*What the task requires*. Write the records out again exactly, leaving no images in.

== == ==

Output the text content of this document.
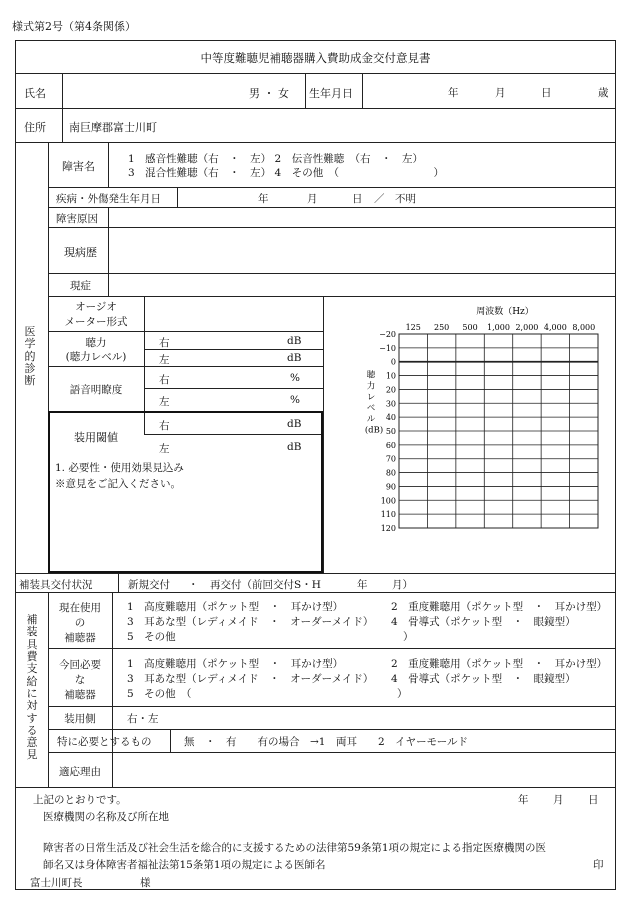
様式第2号（第4条関係）
中等度難聴児補聴器購入費助成金交付意見書
氏名	男 ・ 女 生年月日	年	月	日	歳
住所 南巨摩郡富士川町
医学的診断
障害名
1　感音性難聴（右　・　左） 2　伝音性難聴　（右　・　左）
3　混合性難聴（右　・　左） 4　その他　（　　　　　　　　　）
疾病・外傷発生年月日	年	月	日 ／　不明
障害原因
現病歴
現症
オージオ
メーター形式
聴力
(聴力レベル)
右	dB
左	dB
語音明瞭度
右	%
左	%
装用閾値
右	dB
左	dB
1. 必要性・使用効果見込み
※意見をご記入ください。
周波数（Hz）
125 250 500 1,000 2,000 4,000 8,000
−20
−10
0
10
20
30
40
50
60
70
80
90
100
110
120
聴
力
レ
ベ
ル
(dB)
補装具交付状況	新規交付 ・ 再交付（前回交付S・H	年 月）
補装具費支給に対する意見
現在使用
の
補聴器
1　高度難聴用（ポケット型　・　耳かけ型）	2　重度難聴用（ポケット型　・　耳かけ型）
3　耳あな型（レディメイド　・　オーダーメイド） 4　骨導式（ポケット型　・　眼鏡型）
5　その他	）
今回必要
な
補聴器
1　高度難聴用（ポケット型　・　耳かけ型）	2　重度難聴用（ポケット型　・　耳かけ型）
3　耳あな型（レディメイド　・　オーダーメイド） 4　骨導式（ポケット型　・　眼鏡型）
5　その他　（	）
装用側	右・左
特に必要とするもの	無　・　有　　有の場合　→1　両耳　　2　イヤーモールド
適応理由
上記のとおりです。	年 月 日
医療機関の名称及び所在地
障害者の日常生活及び社会生活を総合的に支援するための法律第59条第1項の規定による指定医療機関の医
師名又は身体障害者福祉法第15条第1項の規定による医師名	印
富士川町長	様
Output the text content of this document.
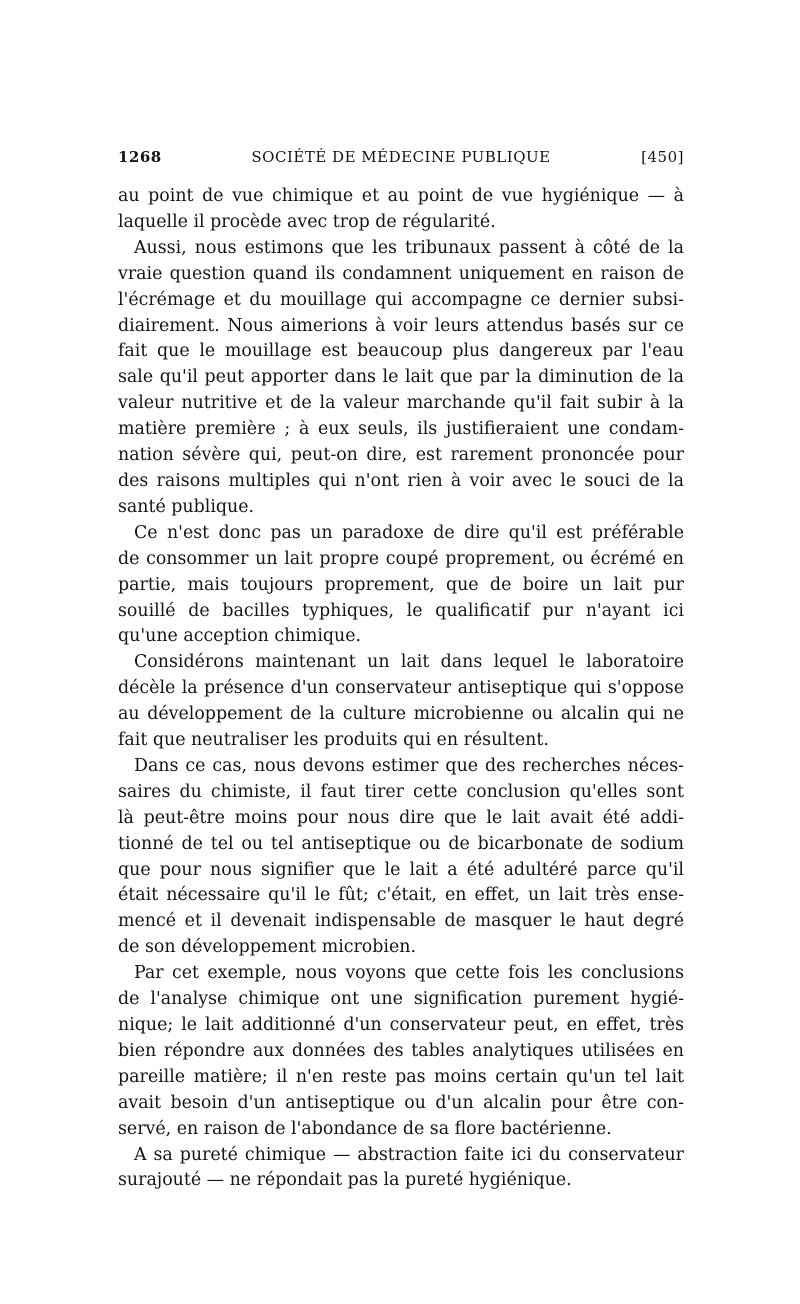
1268	SOCIÉTÉ DE MÉDECINE PUBLIQUE	[450]
au point de vue chimique et au point de vue hygiénique — à
laquelle il procède avec trop de régularité.
Aussi, nous estimons que les tribunaux passent à côté de la
vraie question quand ils condamnent uniquement en raison de
l'écrémage et du mouillage qui accompagne ce dernier subsi-
diairement. Nous aimerions à voir leurs attendus basés sur ce
fait que le mouillage est beaucoup plus dangereux par l'eau
sale qu'il peut apporter dans le lait que par la diminution de la
valeur nutritive et de la valeur marchande qu'il fait subir à la
matière première ; à eux seuls, ils justifieraient une condam-
nation sévère qui, peut-on dire, est rarement prononcée pour
des raisons multiples qui n'ont rien à voir avec le souci de la
santé publique.
Ce n'est donc pas un paradoxe de dire qu'il est préférable
de consommer un lait propre coupé proprement, ou écrémé en
partie, mais toujours proprement, que de boire un lait pur
souillé de bacilles typhiques, le qualificatif pur n'ayant ici
qu'une acception chimique.
Considérons maintenant un lait dans lequel le laboratoire
décèle la présence d'un conservateur antiseptique qui s'oppose
au développement de la culture microbienne ou alcalin qui ne
fait que neutraliser les produits qui en résultent.
Dans ce cas, nous devons estimer que des recherches néces-
saires du chimiste, il faut tirer cette conclusion qu'elles sont
là peut-être moins pour nous dire que le lait avait été addi-
tionné de tel ou tel antiseptique ou de bicarbonate de sodium
que pour nous signifier que le lait a été adultéré parce qu'il
était nécessaire qu'il le fût; c'était, en effet, un lait très ense-
mencé et il devenait indispensable de masquer le haut degré
de son développement microbien.
Par cet exemple, nous voyons que cette fois les conclusions
de l'analyse chimique ont une signification purement hygié-
nique; le lait additionné d'un conservateur peut, en effet, très
bien répondre aux données des tables analytiques utilisées en
pareille matière; il n'en reste pas moins certain qu'un tel lait
avait besoin d'un antiseptique ou d'un alcalin pour être con-
servé, en raison de l'abondance de sa flore bactérienne.
A sa pureté chimique — abstraction faite ici du conservateur
surajouté — ne répondait pas la pureté hygiénique.
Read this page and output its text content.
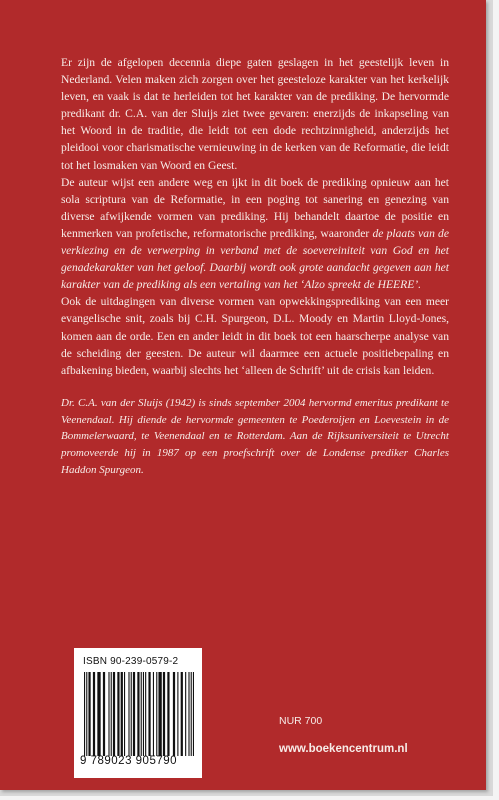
Er zijn de afgelopen decennia diepe gaten geslagen in het geestelijk leven in Nederland. Velen maken zich zorgen over het geesteloze karakter van het kerkelijk leven, en vaak is dat te herleiden tot het karakter van de prediking. De hervormde predikant dr. C.A. van der Sluijs ziet twee gevaren: enerzijds de inkapseling van het Woord in de traditie, die leidt tot een dode rechtzinnigheid, anderzijds het pleidooi voor charismatische vernieuwing in de kerken van de Reformatie, die leidt tot het losmaken van Woord en Geest.

De auteur wijst een andere weg en ijkt in dit boek de prediking opnieuw aan het sola scriptura van de Reformatie, in een poging tot sanering en genezing van diverse afwijkende vormen van prediking. Hij behandelt daartoe de positie en kenmerken van profetische, reformatorische prediking, waaronder de plaats van de verkiezing en de verwerping in verband met de soevereiniteit van God en het genadekarakter van het geloof. Daarbij wordt ook grote aandacht gegeven aan het karakter van de prediking als een vertaling van het ‘Alzo spreekt de HEERE’.

Ook de uitdagingen van diverse vormen van opwekkingsprediking van een meer evangelische snit, zoals bij C.H. Spurgeon, D.L. Moody en Martin Lloyd-Jones, komen aan de orde. Een en ander leidt in dit boek tot een haarscherpe analyse van de scheiding der geesten. De auteur wil daarmee een actuele positiebepaling en afbakening bieden, waarbij slechts het ‘alleen de Schrift’ uit de crisis kan leiden.

Dr. C.A. van der Sluijs (1942) is sinds september 2004 hervormd emeritus predikant te Veenendaal. Hij diende de hervormde gemeenten te Poederoijen en Loevestein in de Bommelerwaard, te Veenendaal en te Rotterdam. Aan de Rijksuniversiteit te Utrecht promoveerde hij in 1987 op een proefschrift over de Londense prediker Charles Haddon Spurgeon.

ISBN 90-239-0579-2
9 789023 905790
NUR 700
www.boekencentrum.nl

== == ==

*Complete answer*.
Output the text content of this document.
様式第2号（第4条関係）
中等度難聴児補聴器購入費助成金交付意見書
氏名	男 ・ 女 生年月日	年	月	日	歳
住所 南巨摩郡富士川町
医学的診断
障害名
1　感音性難聴（右　・　左） 2　伝音性難聴　（右　・　左）
3　混合性難聴（右　・　左） 4　その他　（　　　　　　　　　）
疾病・外傷発生年月日	年	月	日 ／　不明
障害原因
現病歴
現症
オージオ
メーター形式
聴力
(聴力レベル)
右	dB
左	dB
語音明瞭度
右	%
左	%
装用閾値
右	dB
左	dB
1. 必要性・使用効果見込み
※意見をご記入ください。
周波数（Hz）
125 250 500 1,000 2,000 4,000 8,000
−20
−10
0
10
20
30
40
50
60
70
80
90
100
110
120
聴
力
レ
ベ
ル
(dB)
補装具交付状況	新規交付 ・ 再交付（前回交付S・H	年 月）
補装具費支給に対する意見
現在使用
の
補聴器
1　高度難聴用（ポケット型　・　耳かけ型）	2　重度難聴用（ポケット型　・　耳かけ型）
3　耳あな型（レディメイド　・　オーダーメイド） 4　骨導式（ポケット型　・　眼鏡型）
5　その他	）
今回必要
な
補聴器
1　高度難聴用（ポケット型　・　耳かけ型）	2　重度難聴用（ポケット型　・　耳かけ型）
3　耳あな型（レディメイド　・　オーダーメイド） 4　骨導式（ポケット型　・　眼鏡型）
5　その他　（	）
装用側	右・左
特に必要とするもの	無　・　有　　有の場合　→1　両耳　　2　イヤーモールド
適応理由
上記のとおりです。	年 月 日
医療機関の名称及び所在地
障害者の日常生活及び社会生活を総合的に支援するための法律第59条第1項の規定による指定医療機関の医
師名又は身体障害者福祉法第15条第1項の規定による医師名	印
富士川町長	様
Output the text content of this document.
1268	SOCIÉTÉ DE MÉDECINE PUBLIQUE	[450]
au point de vue chimique et au point de vue hygiénique — à
laquelle il procède avec trop de régularité.
Aussi, nous estimons que les tribunaux passent à côté de la
vraie question quand ils condamnent uniquement en raison de
l'écrémage et du mouillage qui accompagne ce dernier subsi-
diairement. Nous aimerions à voir leurs attendus basés sur ce
fait que le mouillage est beaucoup plus dangereux par l'eau
sale qu'il peut apporter dans le lait que par la diminution de la
valeur nutritive et de la valeur marchande qu'il fait subir à la
matière première ; à eux seuls, ils justifieraient une condam-
nation sévère qui, peut-on dire, est rarement prononcée pour
des raisons multiples qui n'ont rien à voir avec le souci de la
santé publique.
Ce n'est donc pas un paradoxe de dire qu'il est préférable
de consommer un lait propre coupé proprement, ou écrémé en
partie, mais toujours proprement, que de boire un lait pur
souillé de bacilles typhiques, le qualificatif pur n'ayant ici
qu'une acception chimique.
Considérons maintenant un lait dans lequel le laboratoire
décèle la présence d'un conservateur antiseptique qui s'oppose
au développement de la culture microbienne ou alcalin qui ne
fait que neutraliser les produits qui en résultent.
Dans ce cas, nous devons estimer que des recherches néces-
saires du chimiste, il faut tirer cette conclusion qu'elles sont
là peut-être moins pour nous dire que le lait avait été addi-
tionné de tel ou tel antiseptique ou de bicarbonate de sodium
que pour nous signifier que le lait a été adultéré parce qu'il
était nécessaire qu'il le fût; c'était, en effet, un lait très ense-
mencé et il devenait indispensable de masquer le haut degré
de son développement microbien.
Par cet exemple, nous voyons que cette fois les conclusions
de l'analyse chimique ont une signification purement hygié-
nique; le lait additionné d'un conservateur peut, en effet, très
bien répondre aux données des tables analytiques utilisées en
pareille matière; il n'en reste pas moins certain qu'un tel lait
avait besoin d'un antiseptique ou d'un alcalin pour être con-
servé, en raison de l'abondance de sa flore bactérienne.
A sa pureté chimique — abstraction faite ici du conservateur
surajouté — ne répondait pas la pureté hygiénique.
Read this page and output its text content.
Er zijn de afgelopen decennia diepe gaten geslagen in het geestelijk leven in Nederland. Velen maken zich zorgen over het geesteloze karakter van het kerkelijk leven, en vaak is dat te herleiden tot het karakter van de prediking. De hervormde predikant dr. C.A. van der Sluijs ziet twee gevaren: enerzijds de inkapseling van het Woord in de traditie, die leidt tot een dode rechtzinnigheid, anderzijds het pleidooi voor charismatische vernieuwing in de kerken van de Reformatie, die leidt tot het losmaken van Woord en Geest.

De auteur wijst een andere weg en ijkt in dit boek de prediking opnieuw aan het sola scriptura van de Reformatie, in een poging tot sanering en genezing van diverse afwijkende vormen van prediking. Hij behandelt daartoe de positie en kenmerken van profetische, reformatorische prediking, waaronder de plaats van de verkiezing en de verwerping in verband met de soevereiniteit van God en het genadekarakter van het geloof. Daarbij wordt ook grote aandacht gegeven aan het karakter van de prediking als een vertaling van het ‘Alzo spreekt de HEERE’.

Ook de uitdagingen van diverse vormen van opwekkingsprediking van een meer evangelische snit, zoals bij C.H. Spurgeon, D.L. Moody en Martin Lloyd-Jones, komen aan de orde. Een en ander leidt in dit boek tot een haarscherpe analyse van de scheiding der geesten. De auteur wil daarmee een actuele positiebepaling en afbakening bieden, waarbij slechts het ‘alleen de Schrift’ uit de crisis kan leiden.

Dr. C.A. van der Sluijs (1942) is sinds september 2004 hervormd emeritus predikant te Veenendaal. Hij diende de hervormde gemeenten te Poederoijen en Loevestein in de Bommelerwaard, te Veenendaal en te Rotterdam. Aan de Rijksuniversiteit te Utrecht promoveerde hij in 1987 op een proefschrift over de Londense prediker Charles Haddon Spurgeon.

ISBN 90-239-0579-2
9 789023 905790
NUR 700
www.boekencentrum.nl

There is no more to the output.